To do: Keep the pictures out of the copy and repeat the records exactly.
━━━━━━
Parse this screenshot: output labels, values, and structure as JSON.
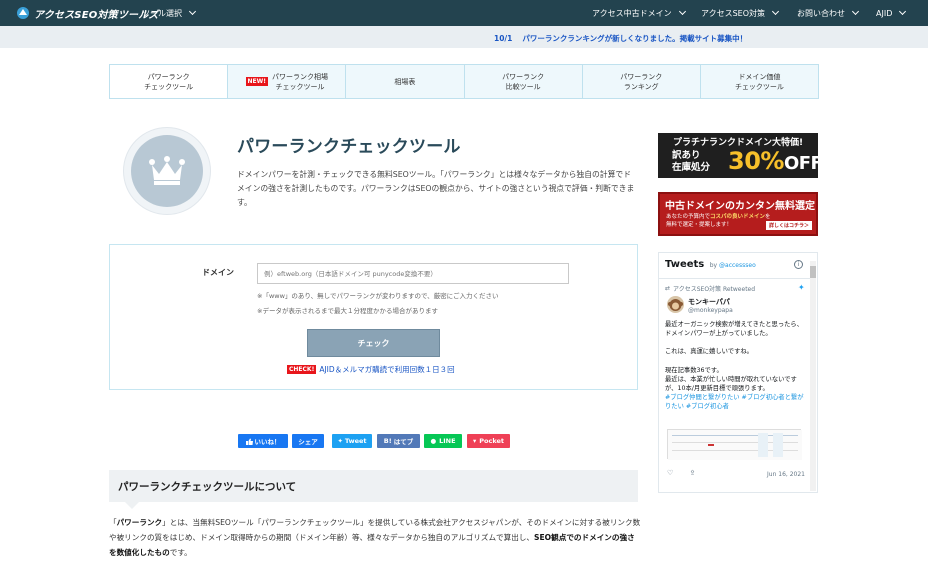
{
  "header": {
    "logo_text": "アクセスSEO対策ツールズ",
    "nav": [
      {
        "label": "ツール選択"
      },
      {
        "label": "アクセス中古ドメイン"
      },
      {
        "label": "アクセスSEO対策"
      },
      {
        "label": "お問い合わせ"
      },
      {
        "label": "AJID"
      }
    ]
  },
  "notice": {
    "date": "10/1",
    "text": "パワーランクランキングが新しくなりました。掲載サイト募集中！"
  },
  "tabs": [
    {
      "line1": "パワーランク",
      "line2": "チェックツール"
    },
    {
      "badge": "NEW!",
      "line1": "パワーランク相場",
      "line2": "チェックツール"
    },
    {
      "line1": "相場表",
      "line2": ""
    },
    {
      "line1": "パワーランク",
      "line2": "比較ツール"
    },
    {
      "line1": "パワーランク",
      "line2": "ランキング"
    },
    {
      "line1": "ドメイン価値",
      "line2": "チェックツール"
    }
  ],
  "hero": {
    "title": "パワーランクチェックツール",
    "description": "ドメインパワーを計測・チェックできる無料SEOツール。「パワーランク」とは様々なデータから独自の計算でドメインの強さを計測したものです。パワーランクはSEOの観点から、サイトの強さという視点で評価・判断できます。"
  },
  "form": {
    "domain_label": "ドメイン",
    "domain_placeholder": "例）eftweb.org（日本語ドメイン可 punycode変換不要）",
    "note1": "※「www」のあり、無しでパワーランクが変わりますので、厳密にご入力ください",
    "note2": "※データが表示されるまで最大１分程度かかる場合があります",
    "check_button": "チェック",
    "check_badge": "CHECK!",
    "check_text": "AJID＆メルマガ購読で利用回数１日３回"
  },
  "share": {
    "like": "いいね！",
    "share": "シェア",
    "tweet": "Tweet",
    "hatena": "はてブ",
    "line": "LINE",
    "pocket": "Pocket",
    "colors": {
      "like": "#1877f2",
      "share": "#1877f2",
      "tweet": "#1da1f2",
      "hatena": "#5279b8",
      "line": "#06c755",
      "pocket": "#ef4056"
    }
  },
  "section": {
    "heading": "パワーランクチェックツールについて",
    "p1_open": "「",
    "p1_bold1": "パワーランク",
    "p1_mid": "」とは、当無料SEOツール「パワーランクチェックツール」を提供している株式会社アクセスジャパンが、そのドメインに対する被リンク数や被リンクの質をはじめ、ドメイン取得時からの期間（ドメイン年齢）等、様々なデータから独自のアルゴリズムで算出し、",
    "p1_bold2": "SEO観点でのドメインの強さを数値化したもの",
    "p1_end": "です。"
  },
  "ads": {
    "ad1_top": "プラチナランクドメイン大特価!",
    "ad1_left1": "訳あり",
    "ad1_left2": "在庫処分",
    "ad1_big": "30%",
    "ad1_off": "OFF",
    "ad2_title": "中古ドメインのカンタン無料選定",
    "ad2_sub1": "あなたの予算内で",
    "ad2_sub_bold": "コスパの良いドメイン",
    "ad2_sub2": "を",
    "ad2_sub3": "無料で選定・提案します！",
    "ad2_btn": "詳しくはコチラ＞"
  },
  "tweets": {
    "title": "Tweets",
    "by": "by",
    "account": "@accessseo",
    "retweeted": "アクセスSEO対策 Retweeted",
    "name": "モンキーパパ",
    "handle": "@monkeypapa",
    "text1": "最近オーガニック検索が増えてきたと思ったら、ドメインパワーが上がっていました。",
    "text2": "これは、真運に嬉しいですね。",
    "text3": "現在記事数36です。",
    "text4": "最近は、本業が忙しい時間が取れていないですが、10本/月更新目標で頑張ります。",
    "hashtags": "#ブログ仲間と繋がりたい #ブログ初心者と繋がりたい #ブログ初心者",
    "date": "Jun 16, 2021"
  }
}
━━━━━━
Reply to the task:
Parse this screenshot: output labels, values, and structure as JSON.
{
  "header": {
    "logo_text": "アクセスSEO対策ツールズ",
    "nav": [
      {
        "label": "ツール選択"
      },
      {
        "label": "アクセス中古ドメイン"
      },
      {
        "label": "アクセスSEO対策"
      },
      {
        "label": "お問い合わせ"
      },
      {
        "label": "AJID"
      }
    ]
  },
  "notice": {
    "date": "10/1",
    "text": "パワーランクランキングが新しくなりました。掲載サイト募集中！"
  },
  "tabs": [
    {
      "line1": "パワーランク",
      "line2": "チェックツール"
    },
    {
      "badge": "NEW!",
      "line1": "パワーランク相場",
      "line2": "チェックツール"
    },
    {
      "line1": "相場表",
      "line2": ""
    },
    {
      "line1": "パワーランク",
      "line2": "比較ツール"
    },
    {
      "line1": "パワーランク",
      "line2": "ランキング"
    },
    {
      "line1": "ドメイン価値",
      "line2": "チェックツール"
    }
  ],
  "hero": {
    "title": "パワーランクチェックツール",
    "description": "ドメインパワーを計測・チェックできる無料SEOツール。「パワーランク」とは様々なデータから独自の計算でドメインの強さを計測したものです。パワーランクはSEOの観点から、サイトの強さという視点で評価・判断できます。"
  },
  "form": {
    "domain_label": "ドメイン",
    "domain_placeholder": "例）eftweb.org（日本語ドメイン可 punycode変換不要）",
    "note1": "※「www」のあり、無しでパワーランクが変わりますので、厳密にご入力ください",
    "note2": "※データが表示されるまで最大１分程度かかる場合があります",
    "check_button": "チェック",
    "check_badge": "CHECK!",
    "check_text": "AJID＆メルマガ購読で利用回数１日３回"
  },
  "share": {
    "like": "いいね！",
    "share": "シェア",
    "tweet": "Tweet",
    "hatena": "はてブ",
    "line": "LINE",
    "pocket": "Pocket",
    "colors": {
      "like": "#1877f2",
      "share": "#1877f2",
      "tweet": "#1da1f2",
      "hatena": "#5279b8",
      "line": "#06c755",
      "pocket": "#ef4056"
    }
  },
  "section": {
    "heading": "パワーランクチェックツールについて",
    "p1_open": "「",
    "p1_bold1": "パワーランク",
    "p1_mid": "」とは、当無料SEOツール「パワーランクチェックツール」を提供している株式会社アクセスジャパンが、そのドメインに対する被リンク数や被リンクの質をはじめ、ドメイン取得時からの期間（ドメイン年齢）等、様々なデータから独自のアルゴリズムで算出し、",
    "p1_bold2": "SEO観点でのドメインの強さを数値化したもの",
    "p1_end": "です。"
  },
  "ads": {
    "ad1_top": "プラチナランクドメイン大特価!",
    "ad1_left1": "訳あり",
    "ad1_left2": "在庫処分",
    "ad1_big": "30%",
    "ad1_off": "OFF",
    "ad2_title": "中古ドメインのカンタン無料選定",
    "ad2_sub1": "あなたの予算内で",
    "ad2_sub_bold": "コスパの良いドメイン",
    "ad2_sub2": "を",
    "ad2_sub3": "無料で選定・提案します！",
    "ad2_btn": "詳しくはコチラ＞"
  },
  "tweets": {
    "title": "Tweets",
    "by": "by",
    "account": "@accessseo",
    "retweeted": "アクセスSEO対策 Retweeted",
    "name": "モンキーパパ",
    "handle": "@monkeypapa",
    "text1": "最近オーガニック検索が増えてきたと思ったら、ドメインパワーが上がっていました。",
    "text2": "これは、真運に嬉しいですね。",
    "text3": "現在記事数36です。",
    "text4": "最近は、本業が忙しい時間が取れていないですが、10本/月更新目標で頑張ります。",
    "hashtags": "#ブログ仲間と繋がりたい #ブログ初心者と繋がりたい #ブログ初心者",
    "date": "Jun 16, 2021"
  }
}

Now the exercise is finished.